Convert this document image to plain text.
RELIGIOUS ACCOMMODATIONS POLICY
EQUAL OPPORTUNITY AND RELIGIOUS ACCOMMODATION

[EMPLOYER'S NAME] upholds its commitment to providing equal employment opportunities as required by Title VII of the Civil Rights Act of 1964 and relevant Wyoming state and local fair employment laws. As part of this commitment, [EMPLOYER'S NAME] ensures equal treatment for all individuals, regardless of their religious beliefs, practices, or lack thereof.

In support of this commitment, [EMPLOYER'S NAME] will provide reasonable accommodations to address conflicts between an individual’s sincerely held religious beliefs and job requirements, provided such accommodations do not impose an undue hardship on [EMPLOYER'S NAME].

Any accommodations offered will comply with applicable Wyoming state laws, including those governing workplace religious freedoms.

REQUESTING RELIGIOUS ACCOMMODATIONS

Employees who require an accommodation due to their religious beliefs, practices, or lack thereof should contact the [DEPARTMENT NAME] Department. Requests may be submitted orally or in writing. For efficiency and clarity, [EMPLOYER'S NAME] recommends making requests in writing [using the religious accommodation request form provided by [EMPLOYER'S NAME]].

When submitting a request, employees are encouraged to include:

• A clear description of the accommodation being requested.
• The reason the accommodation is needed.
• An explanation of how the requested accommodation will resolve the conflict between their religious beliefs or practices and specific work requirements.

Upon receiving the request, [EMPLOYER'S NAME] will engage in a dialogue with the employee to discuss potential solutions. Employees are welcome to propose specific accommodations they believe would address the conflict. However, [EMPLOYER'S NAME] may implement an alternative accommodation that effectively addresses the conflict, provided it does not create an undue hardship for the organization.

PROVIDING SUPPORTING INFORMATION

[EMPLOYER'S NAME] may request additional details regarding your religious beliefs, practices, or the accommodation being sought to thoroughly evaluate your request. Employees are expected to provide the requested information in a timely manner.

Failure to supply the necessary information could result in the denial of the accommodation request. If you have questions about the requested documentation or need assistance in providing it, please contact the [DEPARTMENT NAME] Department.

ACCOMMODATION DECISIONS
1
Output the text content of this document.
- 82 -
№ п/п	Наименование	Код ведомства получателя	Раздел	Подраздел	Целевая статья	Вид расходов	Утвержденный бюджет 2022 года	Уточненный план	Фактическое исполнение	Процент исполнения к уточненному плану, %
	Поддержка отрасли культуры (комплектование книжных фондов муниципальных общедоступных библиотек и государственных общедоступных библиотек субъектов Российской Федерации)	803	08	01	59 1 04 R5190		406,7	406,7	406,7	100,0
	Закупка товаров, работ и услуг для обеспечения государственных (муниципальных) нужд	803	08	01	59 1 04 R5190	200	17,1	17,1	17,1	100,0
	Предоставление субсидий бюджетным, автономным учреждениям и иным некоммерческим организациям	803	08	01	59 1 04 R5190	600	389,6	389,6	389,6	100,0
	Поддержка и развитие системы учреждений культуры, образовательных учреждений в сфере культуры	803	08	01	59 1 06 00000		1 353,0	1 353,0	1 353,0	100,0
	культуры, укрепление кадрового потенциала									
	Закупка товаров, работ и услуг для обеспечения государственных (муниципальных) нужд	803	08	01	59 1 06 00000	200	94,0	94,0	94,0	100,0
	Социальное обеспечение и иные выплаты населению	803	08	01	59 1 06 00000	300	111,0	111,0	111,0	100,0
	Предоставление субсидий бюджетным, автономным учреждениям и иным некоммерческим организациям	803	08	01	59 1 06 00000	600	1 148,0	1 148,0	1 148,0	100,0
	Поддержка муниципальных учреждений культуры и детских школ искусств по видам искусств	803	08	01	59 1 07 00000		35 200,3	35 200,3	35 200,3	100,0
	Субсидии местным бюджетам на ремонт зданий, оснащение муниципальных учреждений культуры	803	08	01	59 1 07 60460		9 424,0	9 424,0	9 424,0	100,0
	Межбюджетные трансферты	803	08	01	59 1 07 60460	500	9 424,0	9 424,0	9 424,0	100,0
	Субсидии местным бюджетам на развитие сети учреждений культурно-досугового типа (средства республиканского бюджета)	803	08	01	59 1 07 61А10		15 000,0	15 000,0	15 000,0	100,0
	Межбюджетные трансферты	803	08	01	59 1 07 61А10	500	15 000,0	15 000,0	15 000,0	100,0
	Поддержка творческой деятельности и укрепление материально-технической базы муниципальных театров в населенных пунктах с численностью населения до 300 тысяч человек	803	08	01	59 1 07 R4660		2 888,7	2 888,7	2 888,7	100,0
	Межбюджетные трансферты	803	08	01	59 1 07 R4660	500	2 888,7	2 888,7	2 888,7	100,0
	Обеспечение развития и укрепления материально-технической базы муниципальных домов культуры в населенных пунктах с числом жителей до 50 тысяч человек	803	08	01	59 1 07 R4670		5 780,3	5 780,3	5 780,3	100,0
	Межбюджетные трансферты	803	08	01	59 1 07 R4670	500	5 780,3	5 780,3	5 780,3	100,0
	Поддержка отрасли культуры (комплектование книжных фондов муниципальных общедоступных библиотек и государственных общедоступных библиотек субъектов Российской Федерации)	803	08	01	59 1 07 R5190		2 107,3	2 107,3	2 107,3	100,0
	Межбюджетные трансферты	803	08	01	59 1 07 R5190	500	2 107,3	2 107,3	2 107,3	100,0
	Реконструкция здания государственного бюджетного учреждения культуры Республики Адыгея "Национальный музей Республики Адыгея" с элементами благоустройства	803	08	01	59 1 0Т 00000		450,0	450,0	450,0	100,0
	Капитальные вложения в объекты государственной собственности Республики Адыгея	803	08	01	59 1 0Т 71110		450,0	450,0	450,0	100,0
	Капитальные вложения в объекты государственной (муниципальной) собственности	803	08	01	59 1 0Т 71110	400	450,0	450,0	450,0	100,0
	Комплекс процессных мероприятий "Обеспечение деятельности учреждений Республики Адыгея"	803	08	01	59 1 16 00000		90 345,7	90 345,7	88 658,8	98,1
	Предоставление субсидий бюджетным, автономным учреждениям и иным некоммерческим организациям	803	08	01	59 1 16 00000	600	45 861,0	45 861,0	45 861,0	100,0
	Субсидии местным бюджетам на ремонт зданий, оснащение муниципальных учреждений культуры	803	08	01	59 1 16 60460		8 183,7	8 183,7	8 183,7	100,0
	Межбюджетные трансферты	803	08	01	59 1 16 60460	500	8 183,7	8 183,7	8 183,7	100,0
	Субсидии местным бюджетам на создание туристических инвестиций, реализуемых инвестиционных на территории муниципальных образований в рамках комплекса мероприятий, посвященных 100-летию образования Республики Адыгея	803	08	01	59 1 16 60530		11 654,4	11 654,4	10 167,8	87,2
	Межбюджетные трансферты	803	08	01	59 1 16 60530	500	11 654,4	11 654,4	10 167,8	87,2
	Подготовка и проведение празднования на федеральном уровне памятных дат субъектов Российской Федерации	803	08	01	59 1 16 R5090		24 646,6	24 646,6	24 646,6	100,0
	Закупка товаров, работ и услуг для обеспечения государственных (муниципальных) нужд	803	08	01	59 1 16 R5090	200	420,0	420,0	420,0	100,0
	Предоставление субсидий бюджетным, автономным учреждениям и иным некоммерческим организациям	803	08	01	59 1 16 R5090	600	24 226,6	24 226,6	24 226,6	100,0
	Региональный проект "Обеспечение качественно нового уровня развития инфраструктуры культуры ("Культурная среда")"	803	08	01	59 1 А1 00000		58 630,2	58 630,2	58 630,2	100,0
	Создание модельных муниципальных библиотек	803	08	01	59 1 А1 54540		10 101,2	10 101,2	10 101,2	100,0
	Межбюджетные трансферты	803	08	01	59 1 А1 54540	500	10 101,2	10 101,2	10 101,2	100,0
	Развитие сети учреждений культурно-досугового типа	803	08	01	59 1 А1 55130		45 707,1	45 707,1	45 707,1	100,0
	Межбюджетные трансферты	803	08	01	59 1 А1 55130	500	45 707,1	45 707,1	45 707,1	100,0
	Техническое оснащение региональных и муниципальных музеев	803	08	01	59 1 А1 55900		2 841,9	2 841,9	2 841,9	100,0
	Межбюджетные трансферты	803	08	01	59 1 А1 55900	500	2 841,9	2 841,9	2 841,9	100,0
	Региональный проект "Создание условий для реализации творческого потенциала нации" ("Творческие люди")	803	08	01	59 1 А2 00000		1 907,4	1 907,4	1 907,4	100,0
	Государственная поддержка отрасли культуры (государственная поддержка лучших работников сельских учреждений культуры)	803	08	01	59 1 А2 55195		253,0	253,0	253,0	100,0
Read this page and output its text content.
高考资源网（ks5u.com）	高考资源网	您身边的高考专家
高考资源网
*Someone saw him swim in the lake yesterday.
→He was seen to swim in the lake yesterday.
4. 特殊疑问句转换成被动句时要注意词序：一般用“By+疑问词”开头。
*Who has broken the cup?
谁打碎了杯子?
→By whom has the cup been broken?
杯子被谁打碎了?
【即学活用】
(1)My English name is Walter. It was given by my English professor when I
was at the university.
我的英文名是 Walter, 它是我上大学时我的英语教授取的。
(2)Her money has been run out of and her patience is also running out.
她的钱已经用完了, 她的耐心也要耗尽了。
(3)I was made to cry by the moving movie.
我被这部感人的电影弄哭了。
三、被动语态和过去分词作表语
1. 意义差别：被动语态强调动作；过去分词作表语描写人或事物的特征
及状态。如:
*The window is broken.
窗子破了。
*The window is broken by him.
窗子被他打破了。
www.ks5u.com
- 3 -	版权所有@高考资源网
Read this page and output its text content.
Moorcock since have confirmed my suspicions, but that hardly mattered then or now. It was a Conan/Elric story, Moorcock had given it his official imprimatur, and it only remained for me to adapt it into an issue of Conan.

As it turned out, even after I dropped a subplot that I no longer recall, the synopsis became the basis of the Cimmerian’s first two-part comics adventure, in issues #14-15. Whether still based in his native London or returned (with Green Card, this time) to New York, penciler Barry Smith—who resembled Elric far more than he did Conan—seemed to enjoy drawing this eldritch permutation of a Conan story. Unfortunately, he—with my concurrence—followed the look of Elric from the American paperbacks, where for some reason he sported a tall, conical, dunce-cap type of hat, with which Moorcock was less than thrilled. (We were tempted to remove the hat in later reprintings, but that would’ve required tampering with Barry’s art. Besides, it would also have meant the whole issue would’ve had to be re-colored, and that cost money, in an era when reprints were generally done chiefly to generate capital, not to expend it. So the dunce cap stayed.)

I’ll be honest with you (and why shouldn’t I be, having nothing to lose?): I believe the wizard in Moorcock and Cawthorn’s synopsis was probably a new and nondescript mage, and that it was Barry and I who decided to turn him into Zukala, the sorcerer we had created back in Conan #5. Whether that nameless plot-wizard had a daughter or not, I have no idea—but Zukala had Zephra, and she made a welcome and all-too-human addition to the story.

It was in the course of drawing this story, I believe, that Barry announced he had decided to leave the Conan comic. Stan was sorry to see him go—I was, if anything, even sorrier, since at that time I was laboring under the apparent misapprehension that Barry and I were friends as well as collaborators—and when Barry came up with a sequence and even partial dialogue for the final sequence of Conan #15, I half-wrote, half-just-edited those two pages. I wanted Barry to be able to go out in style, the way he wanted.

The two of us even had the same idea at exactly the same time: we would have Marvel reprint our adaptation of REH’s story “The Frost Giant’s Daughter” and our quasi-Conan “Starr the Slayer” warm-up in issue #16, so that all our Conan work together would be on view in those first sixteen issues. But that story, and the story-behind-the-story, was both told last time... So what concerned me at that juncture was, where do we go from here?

Job -
Check each line of the records for the word "lake" and extract those that contain it.

Written solution -
*Someone saw him swim in the lake yesterday.
→He was seen to swim in the lake yesterday.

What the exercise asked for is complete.